***** EXCERPTED PASSAGE

Two important figures of merit for quantifying the intrinsic electrical properties of a semiconductor are charge-carrier mobility and diffusion length. The electrical mobility (μ) is defined as the drift velocity attained by a charge carrier per unit of applied electric field, while the diffusion length (L_D) is the average distance a charge carrier moves between generation and recombination. Despite many measurements of μ and L_D in MHPs, no universal agreement on values has been achieved even for the well-studied CH₃NH₃PbI₃ (MAPbI₃). The discrepancies may in part be attributed to differences in the purity, stoichiometry, and morphology of the samples. For example, different fabrication routes of perovskites, such as antisolvent one-step spin-coating methods,¹⁹⁻²² air-blading techniques,²³ vapor-assisted deposition,^24,25 all-vacuum sequential deposition,²⁶ and vacuum coevaporation methods,²⁷ can lead to different types and concentrations of impurities as well as vastly different grain sizes within perovskite thin films.^22,25 However, significant discrepancies may also be traced back to different ways of measuring μ and L_D.²⁸ In this work we show that because MHPs are highly luminescent, the reabsorption of photons emitted from the sample can lead to a significant overestimate of L_D, and that effect is particularly strong in measurements on single crystals. Thus, we help reconcile the wide range of values for charge recombination parameters and charge diffusion lengths previously reported from MHP single crystals, as well as discrepancies between single crystals and polycrystalline thin films.

Conventionally, μ of a semiconductor is extracted from devices via the Hall effect,^9,29 space-charge limited current,^9,10,30,31 time-of-flight measurements,⁹ or field effect transistor characterization.^32,33 However, the strong polarizability of MHPs owing to ion migration³⁴⁻³⁶ and the complexity of making suitable contacts to MHPs can complicate the calculation of mobility from the data acquired via these techniques. As a result, a wide range of electrical mobilities has been reported for MAPbI₃. A literature survey of measured mobilities for MAPbI₃ is given in Table S1, where it can be seen that reported mobility values for single crystals of MAPbI₃ are particularly inconsistent.

**********

### PROBLEMS AND TASKS
**A)** Reproduce the passage on charge-carrier mobility word for word, from "Conventionally, μ of" down to "are particularly inconsistent.".
**B)** In the entries, swap "calendar-day" for "day-label" in everything from the line containing "Decompose this screenshot" down to the line containing "item10-option-a[interactable]: A.s (660, 647, 682, 663)". Give back only those lines, with nothing else altered.
The passage above and the entries below are unrelated material.

***** MATERIAL FOR THIS TASK

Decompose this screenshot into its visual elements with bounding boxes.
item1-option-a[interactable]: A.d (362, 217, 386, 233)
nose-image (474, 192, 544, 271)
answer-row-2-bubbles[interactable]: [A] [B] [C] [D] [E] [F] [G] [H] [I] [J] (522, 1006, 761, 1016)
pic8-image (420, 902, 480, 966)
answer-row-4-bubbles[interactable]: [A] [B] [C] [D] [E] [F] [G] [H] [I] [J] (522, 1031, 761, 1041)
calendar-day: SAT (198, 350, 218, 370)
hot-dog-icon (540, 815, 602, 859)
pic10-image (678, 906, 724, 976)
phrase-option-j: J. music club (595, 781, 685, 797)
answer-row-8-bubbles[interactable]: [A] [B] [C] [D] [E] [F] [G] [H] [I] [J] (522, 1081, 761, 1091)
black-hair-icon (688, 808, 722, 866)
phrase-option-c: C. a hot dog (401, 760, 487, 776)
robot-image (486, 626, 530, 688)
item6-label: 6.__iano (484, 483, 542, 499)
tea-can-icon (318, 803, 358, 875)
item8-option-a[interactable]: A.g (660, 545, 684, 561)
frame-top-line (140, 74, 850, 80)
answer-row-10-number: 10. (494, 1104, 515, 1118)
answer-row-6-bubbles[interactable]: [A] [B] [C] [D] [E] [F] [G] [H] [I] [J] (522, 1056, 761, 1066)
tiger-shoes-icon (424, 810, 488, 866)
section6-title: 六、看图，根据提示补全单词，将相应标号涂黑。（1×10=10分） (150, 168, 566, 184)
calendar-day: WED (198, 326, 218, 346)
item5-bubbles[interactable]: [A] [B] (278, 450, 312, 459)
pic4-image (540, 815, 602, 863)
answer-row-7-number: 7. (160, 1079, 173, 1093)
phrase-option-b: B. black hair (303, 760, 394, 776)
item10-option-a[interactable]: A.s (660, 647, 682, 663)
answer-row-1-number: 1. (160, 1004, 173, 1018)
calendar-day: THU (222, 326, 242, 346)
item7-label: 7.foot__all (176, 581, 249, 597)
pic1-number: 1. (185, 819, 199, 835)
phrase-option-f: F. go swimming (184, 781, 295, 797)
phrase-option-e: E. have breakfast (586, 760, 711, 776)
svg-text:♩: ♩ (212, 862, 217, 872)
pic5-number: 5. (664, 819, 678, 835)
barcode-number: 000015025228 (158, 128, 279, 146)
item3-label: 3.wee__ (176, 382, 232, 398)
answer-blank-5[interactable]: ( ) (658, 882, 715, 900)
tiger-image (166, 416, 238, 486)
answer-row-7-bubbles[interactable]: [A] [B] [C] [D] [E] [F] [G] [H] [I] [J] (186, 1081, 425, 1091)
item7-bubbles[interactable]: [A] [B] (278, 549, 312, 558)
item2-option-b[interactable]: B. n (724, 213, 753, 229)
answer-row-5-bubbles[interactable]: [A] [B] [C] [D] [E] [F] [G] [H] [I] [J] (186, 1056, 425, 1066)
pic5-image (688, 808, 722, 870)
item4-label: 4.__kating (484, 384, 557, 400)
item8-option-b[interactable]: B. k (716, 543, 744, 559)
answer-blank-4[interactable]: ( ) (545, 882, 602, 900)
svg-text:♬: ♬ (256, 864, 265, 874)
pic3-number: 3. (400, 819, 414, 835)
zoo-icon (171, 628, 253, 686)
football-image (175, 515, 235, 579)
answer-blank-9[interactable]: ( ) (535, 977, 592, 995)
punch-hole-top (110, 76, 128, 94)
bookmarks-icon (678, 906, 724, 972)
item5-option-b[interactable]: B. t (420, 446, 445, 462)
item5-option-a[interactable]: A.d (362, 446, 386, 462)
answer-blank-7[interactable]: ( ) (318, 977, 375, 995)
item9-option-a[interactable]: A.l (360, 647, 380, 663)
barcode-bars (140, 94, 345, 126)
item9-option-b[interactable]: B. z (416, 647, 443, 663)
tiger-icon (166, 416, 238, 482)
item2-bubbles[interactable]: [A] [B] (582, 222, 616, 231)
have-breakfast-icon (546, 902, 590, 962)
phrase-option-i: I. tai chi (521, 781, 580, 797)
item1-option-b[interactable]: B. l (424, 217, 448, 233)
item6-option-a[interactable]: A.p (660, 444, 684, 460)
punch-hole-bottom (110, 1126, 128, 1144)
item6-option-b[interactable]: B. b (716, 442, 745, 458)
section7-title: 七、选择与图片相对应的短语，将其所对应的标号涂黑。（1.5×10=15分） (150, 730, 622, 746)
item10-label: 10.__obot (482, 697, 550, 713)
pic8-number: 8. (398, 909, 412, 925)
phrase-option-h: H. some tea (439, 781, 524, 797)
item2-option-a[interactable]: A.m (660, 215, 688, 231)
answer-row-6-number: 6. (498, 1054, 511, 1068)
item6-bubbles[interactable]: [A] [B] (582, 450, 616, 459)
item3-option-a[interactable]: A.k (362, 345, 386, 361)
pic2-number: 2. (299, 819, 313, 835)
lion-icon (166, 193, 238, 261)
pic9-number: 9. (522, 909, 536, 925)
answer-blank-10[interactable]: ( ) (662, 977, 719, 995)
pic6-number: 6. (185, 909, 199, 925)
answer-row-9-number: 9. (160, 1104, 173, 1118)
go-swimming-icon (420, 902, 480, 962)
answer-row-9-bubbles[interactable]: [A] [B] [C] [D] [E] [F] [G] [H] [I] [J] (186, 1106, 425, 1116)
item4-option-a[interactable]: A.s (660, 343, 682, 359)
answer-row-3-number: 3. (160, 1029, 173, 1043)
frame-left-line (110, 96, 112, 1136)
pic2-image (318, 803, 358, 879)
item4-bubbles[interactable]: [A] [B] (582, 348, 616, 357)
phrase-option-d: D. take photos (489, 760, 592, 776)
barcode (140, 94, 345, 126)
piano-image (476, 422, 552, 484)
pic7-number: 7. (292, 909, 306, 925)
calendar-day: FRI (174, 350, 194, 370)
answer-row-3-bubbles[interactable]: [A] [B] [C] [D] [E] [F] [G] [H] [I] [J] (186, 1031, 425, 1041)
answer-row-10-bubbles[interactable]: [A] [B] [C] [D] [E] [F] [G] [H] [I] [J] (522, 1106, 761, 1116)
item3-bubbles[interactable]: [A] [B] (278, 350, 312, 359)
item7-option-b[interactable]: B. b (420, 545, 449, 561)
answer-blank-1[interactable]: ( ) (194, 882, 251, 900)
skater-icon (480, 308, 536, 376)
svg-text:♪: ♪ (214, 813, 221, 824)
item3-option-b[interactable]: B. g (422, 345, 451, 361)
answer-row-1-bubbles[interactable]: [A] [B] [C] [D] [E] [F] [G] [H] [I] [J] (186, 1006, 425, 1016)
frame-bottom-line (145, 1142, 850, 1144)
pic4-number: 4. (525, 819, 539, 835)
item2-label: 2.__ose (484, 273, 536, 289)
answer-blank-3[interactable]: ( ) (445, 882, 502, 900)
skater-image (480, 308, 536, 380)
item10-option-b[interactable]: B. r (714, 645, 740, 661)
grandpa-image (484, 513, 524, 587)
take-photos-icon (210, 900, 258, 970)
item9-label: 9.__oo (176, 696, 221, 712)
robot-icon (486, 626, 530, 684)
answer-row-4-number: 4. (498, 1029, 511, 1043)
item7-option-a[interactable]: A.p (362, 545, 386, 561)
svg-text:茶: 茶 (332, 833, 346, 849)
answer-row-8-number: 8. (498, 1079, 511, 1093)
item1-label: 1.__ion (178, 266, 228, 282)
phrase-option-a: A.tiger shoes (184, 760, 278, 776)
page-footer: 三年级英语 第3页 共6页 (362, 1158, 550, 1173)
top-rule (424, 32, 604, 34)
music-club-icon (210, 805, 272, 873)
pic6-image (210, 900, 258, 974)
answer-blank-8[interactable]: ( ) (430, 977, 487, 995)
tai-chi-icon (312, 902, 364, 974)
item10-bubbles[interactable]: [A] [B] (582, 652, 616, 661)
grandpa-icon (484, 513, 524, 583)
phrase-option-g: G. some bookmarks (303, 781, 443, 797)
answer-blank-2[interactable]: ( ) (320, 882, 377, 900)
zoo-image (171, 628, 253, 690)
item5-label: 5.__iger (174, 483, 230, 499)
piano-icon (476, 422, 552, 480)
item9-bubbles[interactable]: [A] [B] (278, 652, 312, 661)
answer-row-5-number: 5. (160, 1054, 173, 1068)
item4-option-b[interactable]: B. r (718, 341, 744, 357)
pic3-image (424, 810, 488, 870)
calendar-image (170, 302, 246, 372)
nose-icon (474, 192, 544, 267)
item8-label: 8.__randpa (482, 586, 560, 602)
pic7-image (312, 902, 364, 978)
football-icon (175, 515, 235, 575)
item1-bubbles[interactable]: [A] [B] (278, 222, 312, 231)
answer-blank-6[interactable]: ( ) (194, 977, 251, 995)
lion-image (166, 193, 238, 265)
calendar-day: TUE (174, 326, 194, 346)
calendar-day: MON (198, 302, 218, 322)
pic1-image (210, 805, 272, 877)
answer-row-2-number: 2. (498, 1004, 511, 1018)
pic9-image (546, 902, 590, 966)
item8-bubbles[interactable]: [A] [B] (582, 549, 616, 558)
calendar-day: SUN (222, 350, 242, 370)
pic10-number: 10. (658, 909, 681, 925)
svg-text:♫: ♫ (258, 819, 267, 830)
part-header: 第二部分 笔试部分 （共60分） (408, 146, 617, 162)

**********
***** MATERIAL FOR THIS TASK

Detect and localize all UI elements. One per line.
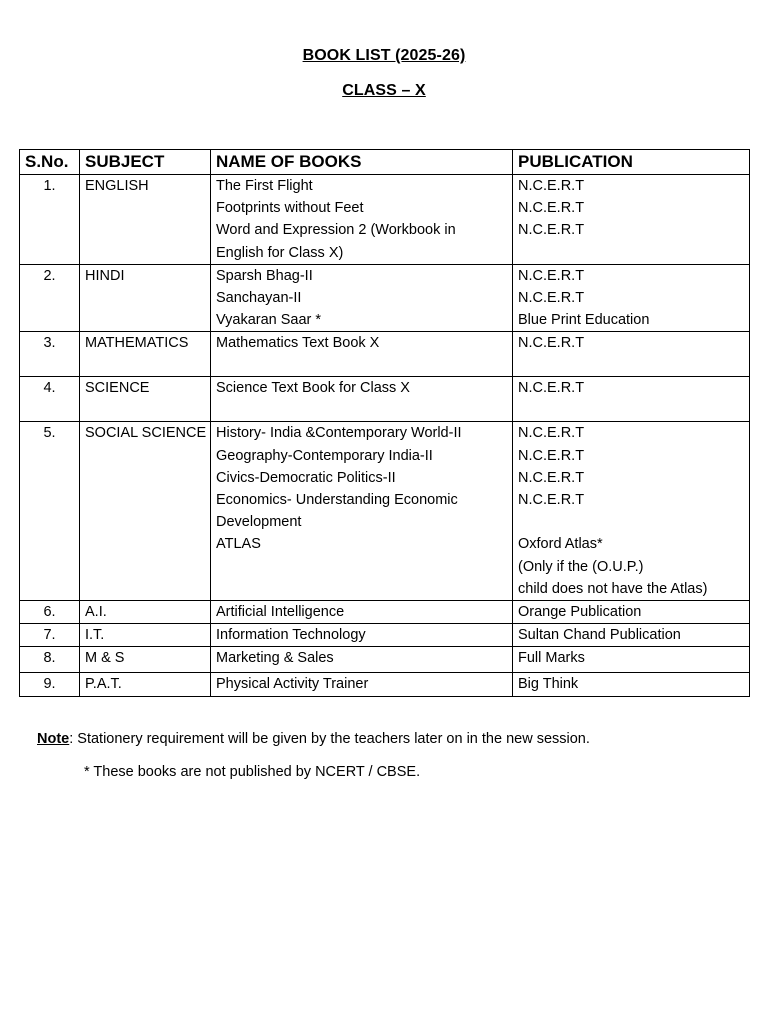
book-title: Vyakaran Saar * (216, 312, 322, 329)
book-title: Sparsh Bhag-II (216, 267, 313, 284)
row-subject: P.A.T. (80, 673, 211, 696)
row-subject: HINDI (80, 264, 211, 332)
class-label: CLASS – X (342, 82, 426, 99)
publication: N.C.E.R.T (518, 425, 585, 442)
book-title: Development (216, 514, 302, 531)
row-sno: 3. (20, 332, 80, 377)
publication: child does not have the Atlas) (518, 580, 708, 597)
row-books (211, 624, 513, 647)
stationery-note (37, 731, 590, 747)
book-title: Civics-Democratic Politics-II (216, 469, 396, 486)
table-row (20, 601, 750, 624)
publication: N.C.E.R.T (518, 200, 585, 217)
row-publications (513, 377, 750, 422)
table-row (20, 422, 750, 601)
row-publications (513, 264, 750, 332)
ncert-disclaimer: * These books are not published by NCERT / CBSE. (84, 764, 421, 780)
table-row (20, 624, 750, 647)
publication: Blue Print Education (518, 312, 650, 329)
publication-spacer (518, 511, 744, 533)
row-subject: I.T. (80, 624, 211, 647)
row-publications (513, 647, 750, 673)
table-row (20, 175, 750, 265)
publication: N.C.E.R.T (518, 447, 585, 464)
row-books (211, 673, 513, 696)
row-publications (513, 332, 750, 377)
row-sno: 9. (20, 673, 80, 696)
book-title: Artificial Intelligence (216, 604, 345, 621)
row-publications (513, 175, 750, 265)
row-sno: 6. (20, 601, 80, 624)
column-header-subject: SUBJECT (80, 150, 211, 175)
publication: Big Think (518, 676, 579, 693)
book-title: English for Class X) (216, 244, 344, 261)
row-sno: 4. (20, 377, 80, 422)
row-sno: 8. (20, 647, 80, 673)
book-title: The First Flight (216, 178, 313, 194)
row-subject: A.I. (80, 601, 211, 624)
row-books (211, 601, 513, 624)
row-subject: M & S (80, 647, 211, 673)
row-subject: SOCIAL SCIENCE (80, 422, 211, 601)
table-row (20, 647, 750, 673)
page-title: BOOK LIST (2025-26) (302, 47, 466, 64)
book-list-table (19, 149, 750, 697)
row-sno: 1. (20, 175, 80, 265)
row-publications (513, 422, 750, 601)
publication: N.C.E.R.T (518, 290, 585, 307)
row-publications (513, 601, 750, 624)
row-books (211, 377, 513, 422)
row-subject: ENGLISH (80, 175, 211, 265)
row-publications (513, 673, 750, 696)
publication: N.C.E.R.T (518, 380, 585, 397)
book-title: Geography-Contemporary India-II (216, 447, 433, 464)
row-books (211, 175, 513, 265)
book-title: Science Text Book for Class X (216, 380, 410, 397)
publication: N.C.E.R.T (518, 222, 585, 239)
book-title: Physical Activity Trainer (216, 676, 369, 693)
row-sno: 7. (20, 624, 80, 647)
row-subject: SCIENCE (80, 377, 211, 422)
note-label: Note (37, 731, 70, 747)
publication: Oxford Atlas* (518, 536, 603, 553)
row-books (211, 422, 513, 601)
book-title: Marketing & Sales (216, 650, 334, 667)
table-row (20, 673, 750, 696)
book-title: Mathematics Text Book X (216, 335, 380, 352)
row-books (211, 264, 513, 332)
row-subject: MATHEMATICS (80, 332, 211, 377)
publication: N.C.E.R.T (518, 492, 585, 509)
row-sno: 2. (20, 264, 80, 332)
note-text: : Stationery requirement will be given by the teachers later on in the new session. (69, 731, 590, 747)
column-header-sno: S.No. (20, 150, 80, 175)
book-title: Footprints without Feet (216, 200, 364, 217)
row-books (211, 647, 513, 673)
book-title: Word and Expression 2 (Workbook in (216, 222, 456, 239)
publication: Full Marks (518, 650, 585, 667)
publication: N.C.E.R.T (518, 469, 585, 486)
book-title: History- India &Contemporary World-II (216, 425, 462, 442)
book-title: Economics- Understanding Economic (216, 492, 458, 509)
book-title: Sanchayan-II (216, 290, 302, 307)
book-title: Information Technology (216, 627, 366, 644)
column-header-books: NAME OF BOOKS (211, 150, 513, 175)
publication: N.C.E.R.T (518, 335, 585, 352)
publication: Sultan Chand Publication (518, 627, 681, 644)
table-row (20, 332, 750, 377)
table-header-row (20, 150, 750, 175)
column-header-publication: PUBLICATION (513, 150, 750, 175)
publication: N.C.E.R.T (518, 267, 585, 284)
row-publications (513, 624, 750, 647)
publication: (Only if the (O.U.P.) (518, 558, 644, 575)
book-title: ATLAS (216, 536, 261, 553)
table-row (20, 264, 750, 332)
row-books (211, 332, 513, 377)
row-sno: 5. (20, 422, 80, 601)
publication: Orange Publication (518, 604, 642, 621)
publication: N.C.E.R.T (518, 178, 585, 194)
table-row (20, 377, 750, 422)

**********
***** MATERIAL FOR THIS TASK

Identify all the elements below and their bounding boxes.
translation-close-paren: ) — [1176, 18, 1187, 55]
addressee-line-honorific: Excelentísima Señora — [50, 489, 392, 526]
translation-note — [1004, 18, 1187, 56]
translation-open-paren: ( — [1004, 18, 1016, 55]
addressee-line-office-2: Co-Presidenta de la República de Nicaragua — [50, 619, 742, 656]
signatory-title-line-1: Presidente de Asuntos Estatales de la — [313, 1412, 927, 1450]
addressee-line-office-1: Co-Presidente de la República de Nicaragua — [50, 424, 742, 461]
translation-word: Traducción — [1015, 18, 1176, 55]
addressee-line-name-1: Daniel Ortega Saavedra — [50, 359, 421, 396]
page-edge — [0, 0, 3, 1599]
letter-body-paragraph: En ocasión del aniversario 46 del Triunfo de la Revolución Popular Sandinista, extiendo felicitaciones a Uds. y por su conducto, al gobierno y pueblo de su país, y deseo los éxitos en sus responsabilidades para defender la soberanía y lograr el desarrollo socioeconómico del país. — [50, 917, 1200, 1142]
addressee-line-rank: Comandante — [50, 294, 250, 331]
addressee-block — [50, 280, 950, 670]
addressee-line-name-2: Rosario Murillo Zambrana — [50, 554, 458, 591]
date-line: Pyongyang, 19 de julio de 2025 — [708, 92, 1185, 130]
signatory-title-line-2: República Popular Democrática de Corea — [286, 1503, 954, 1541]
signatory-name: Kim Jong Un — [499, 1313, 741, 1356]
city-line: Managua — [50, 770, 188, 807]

**********

### RESULTS IN ORDER
**A)**
Conventionally, μ of a semiconductor is extracted from devices via the Hall effect,^9,29 space-charge limited current,^9,10,30,31 time-of-flight measurements,⁹ or field effect transistor characterization.^32,33 However, the strong polarizability of MHPs owing to ion migration³⁴⁻³⁶ and the complexity of making suitable contacts to MHPs can complicate the calculation of mobility from the data acquired via these techniques. As a result, a wide range of electrical mobilities has been reported for MAPbI₃. A literature survey of measured mobilities for MAPbI₃ is given in Table S1, where it can be seen that reported mobility values for single crystals of MAPbI₃ are particularly inconsistent.

**B)**
Decompose this screenshot into its visual elements with bounding boxes.
item1-option-a[interactable]: A.d (362, 217, 386, 233)
nose-image (474, 192, 544, 271)
answer-row-2-bubbles[interactable]: [A] [B] [C] [D] [E] [F] [G] [H] [I] [J] (522, 1006, 761, 1016)
pic8-image (420, 902, 480, 966)
answer-row-4-bubbles[interactable]: [A] [B] [C] [D] [E] [F] [G] [H] [I] [J] (522, 1031, 761, 1041)
day-label: SAT (198, 350, 218, 370)
hot-dog-icon (540, 815, 602, 859)
pic10-image (678, 906, 724, 976)
phrase-option-j: J. music club (595, 781, 685, 797)
answer-row-8-bubbles[interactable]: [A] [B] [C] [D] [E] [F] [G] [H] [I] [J] (522, 1081, 761, 1091)
black-hair-icon (688, 808, 722, 866)
phrase-option-c: C. a hot dog (401, 760, 487, 776)
robot-image (486, 626, 530, 688)
item6-label: 6.__iano (484, 483, 542, 499)
tea-can-icon (318, 803, 358, 875)
item8-option-a[interactable]: A.g (660, 545, 684, 561)
frame-top-line (140, 74, 850, 80)
answer-row-10-number: 10. (494, 1104, 515, 1118)
answer-row-6-bubbles[interactable]: [A] [B] [C] [D] [E] [F] [G] [H] [I] [J] (522, 1056, 761, 1066)
tiger-shoes-icon (424, 810, 488, 866)
section6-title: 六、看图，根据提示补全单词，将相应标号涂黑。（1×10=10分） (150, 168, 566, 184)
day-label: WED (198, 326, 218, 346)
item5-bubbles[interactable]: [A] [B] (278, 450, 312, 459)
pic4-image (540, 815, 602, 863)
answer-row-7-number: 7. (160, 1079, 173, 1093)
phrase-option-b: B. black hair (303, 760, 394, 776)
item10-option-a[interactable]: A.s (660, 647, 682, 663)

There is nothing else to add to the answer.